::: Listing

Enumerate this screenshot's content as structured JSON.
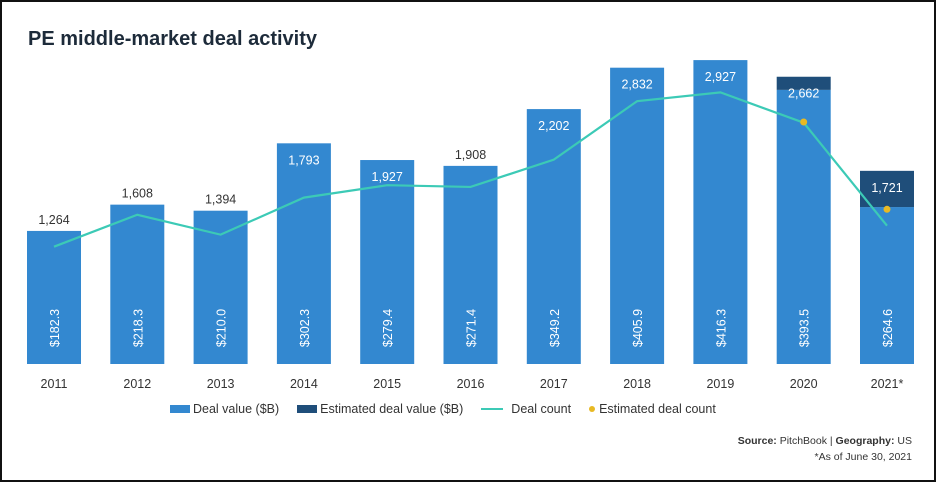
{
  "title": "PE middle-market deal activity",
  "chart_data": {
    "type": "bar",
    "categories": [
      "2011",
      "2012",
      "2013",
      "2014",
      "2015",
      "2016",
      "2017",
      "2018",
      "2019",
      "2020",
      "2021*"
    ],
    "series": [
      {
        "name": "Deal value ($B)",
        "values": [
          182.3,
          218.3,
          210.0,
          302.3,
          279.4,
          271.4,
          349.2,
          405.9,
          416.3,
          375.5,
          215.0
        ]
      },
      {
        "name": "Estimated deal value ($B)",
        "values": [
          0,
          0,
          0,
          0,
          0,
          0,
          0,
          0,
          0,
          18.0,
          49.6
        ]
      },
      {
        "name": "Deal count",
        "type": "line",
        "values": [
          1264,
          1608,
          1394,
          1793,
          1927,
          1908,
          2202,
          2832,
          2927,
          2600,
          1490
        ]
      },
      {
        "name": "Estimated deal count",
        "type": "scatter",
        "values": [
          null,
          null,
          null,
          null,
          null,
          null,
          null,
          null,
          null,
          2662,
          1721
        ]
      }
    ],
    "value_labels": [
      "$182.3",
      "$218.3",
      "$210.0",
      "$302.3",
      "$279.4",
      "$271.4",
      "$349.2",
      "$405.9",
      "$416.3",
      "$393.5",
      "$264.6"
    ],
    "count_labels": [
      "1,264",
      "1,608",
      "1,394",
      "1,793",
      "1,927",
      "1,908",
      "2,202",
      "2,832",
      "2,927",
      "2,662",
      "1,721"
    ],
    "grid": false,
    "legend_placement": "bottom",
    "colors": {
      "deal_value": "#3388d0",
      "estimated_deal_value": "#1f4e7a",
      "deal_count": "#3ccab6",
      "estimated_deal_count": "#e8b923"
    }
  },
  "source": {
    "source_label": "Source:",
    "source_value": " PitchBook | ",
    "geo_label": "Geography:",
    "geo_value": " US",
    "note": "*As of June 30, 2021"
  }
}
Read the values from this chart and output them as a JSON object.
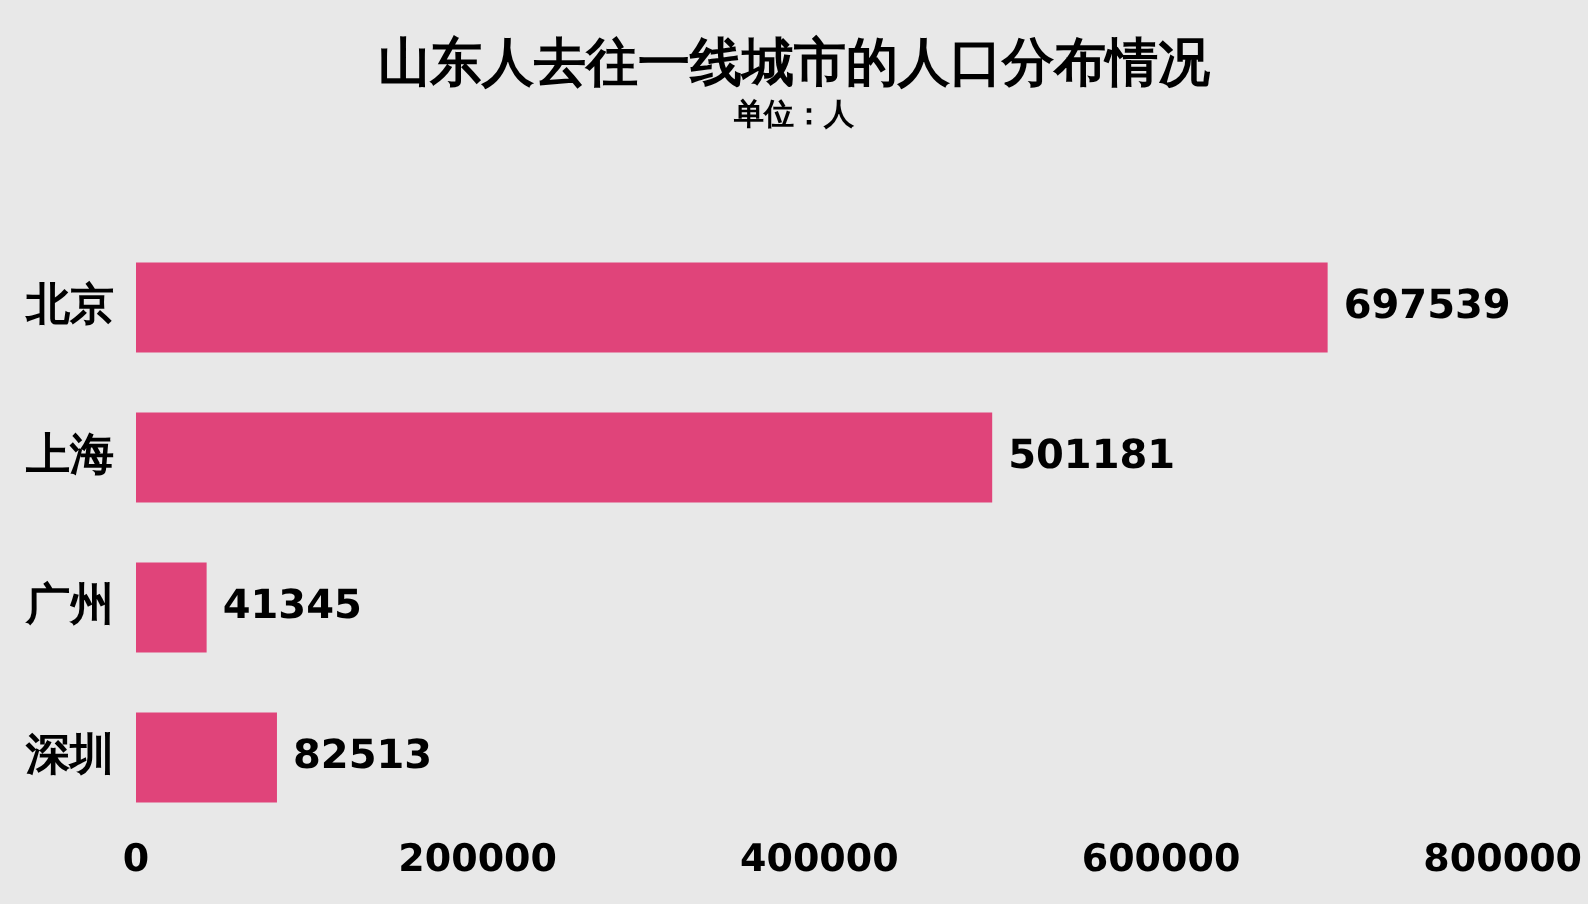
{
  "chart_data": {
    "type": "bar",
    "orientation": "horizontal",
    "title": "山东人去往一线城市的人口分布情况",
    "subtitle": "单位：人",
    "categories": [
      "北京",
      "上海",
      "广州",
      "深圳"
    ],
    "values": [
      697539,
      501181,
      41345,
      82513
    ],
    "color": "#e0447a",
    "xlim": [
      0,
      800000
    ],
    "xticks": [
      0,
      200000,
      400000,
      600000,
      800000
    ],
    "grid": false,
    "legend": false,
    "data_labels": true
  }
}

::::::

- Short exercise
Reproduce the whole listing above word for word, but not its pictures.

- Answer to this problem
Enumerate this screenshot's content as structured JSON.
{
  "title": "PE middle-market deal activity",
  "chart_data": {
    "type": "bar",
    "categories": [
      "2011",
      "2012",
      "2013",
      "2014",
      "2015",
      "2016",
      "2017",
      "2018",
      "2019",
      "2020",
      "2021*"
    ],
    "series": [
      {
        "name": "Deal value ($B)",
        "values": [
          182.3,
          218.3,
          210.0,
          302.3,
          279.4,
          271.4,
          349.2,
          405.9,
          416.3,
          375.5,
          215.0
        ]
      },
      {
        "name": "Estimated deal value ($B)",
        "values": [
          0,
          0,
          0,
          0,
          0,
          0,
          0,
          0,
          0,
          18.0,
          49.6
        ]
      },
      {
        "name": "Deal count",
        "type": "line",
        "values": [
          1264,
          1608,
          1394,
          1793,
          1927,
          1908,
          2202,
          2832,
          2927,
          2600,
          1490
        ]
      },
      {
        "name": "Estimated deal count",
        "type": "scatter",
        "values": [
          null,
          null,
          null,
          null,
          null,
          null,
          null,
          null,
          null,
          2662,
          1721
        ]
      }
    ],
    "value_labels": [
      "$182.3",
      "$218.3",
      "$210.0",
      "$302.3",
      "$279.4",
      "$271.4",
      "$349.2",
      "$405.9",
      "$416.3",
      "$393.5",
      "$264.6"
    ],
    "count_labels": [
      "1,264",
      "1,608",
      "1,394",
      "1,793",
      "1,927",
      "1,908",
      "2,202",
      "2,832",
      "2,927",
      "2,662",
      "1,721"
    ],
    "grid": false,
    "legend_placement": "bottom",
    "colors": {
      "deal_value": "#3388d0",
      "estimated_deal_value": "#1f4e7a",
      "deal_count": "#3ccab6",
      "estimated_deal_count": "#e8b923"
    }
  },
  "source": {
    "source_label": "Source:",
    "source_value": " PitchBook | ",
    "geo_label": "Geography:",
    "geo_value": " US",
    "note": "*As of June 30, 2021"
  }
}
Read the values from this chart and output them as a JSON object.
{
  "chart_data": {
    "type": "bar",
    "orientation": "horizontal",
    "title": "山东人去往一线城市的人口分布情况",
    "subtitle": "单位：人",
    "categories": [
      "北京",
      "上海",
      "广州",
      "深圳"
    ],
    "values": [
      697539,
      501181,
      41345,
      82513
    ],
    "color": "#e0447a",
    "xlim": [
      0,
      800000
    ],
    "xticks": [
      0,
      200000,
      400000,
      600000,
      800000
    ],
    "grid": false,
    "legend": false,
    "data_labels": true
  }
}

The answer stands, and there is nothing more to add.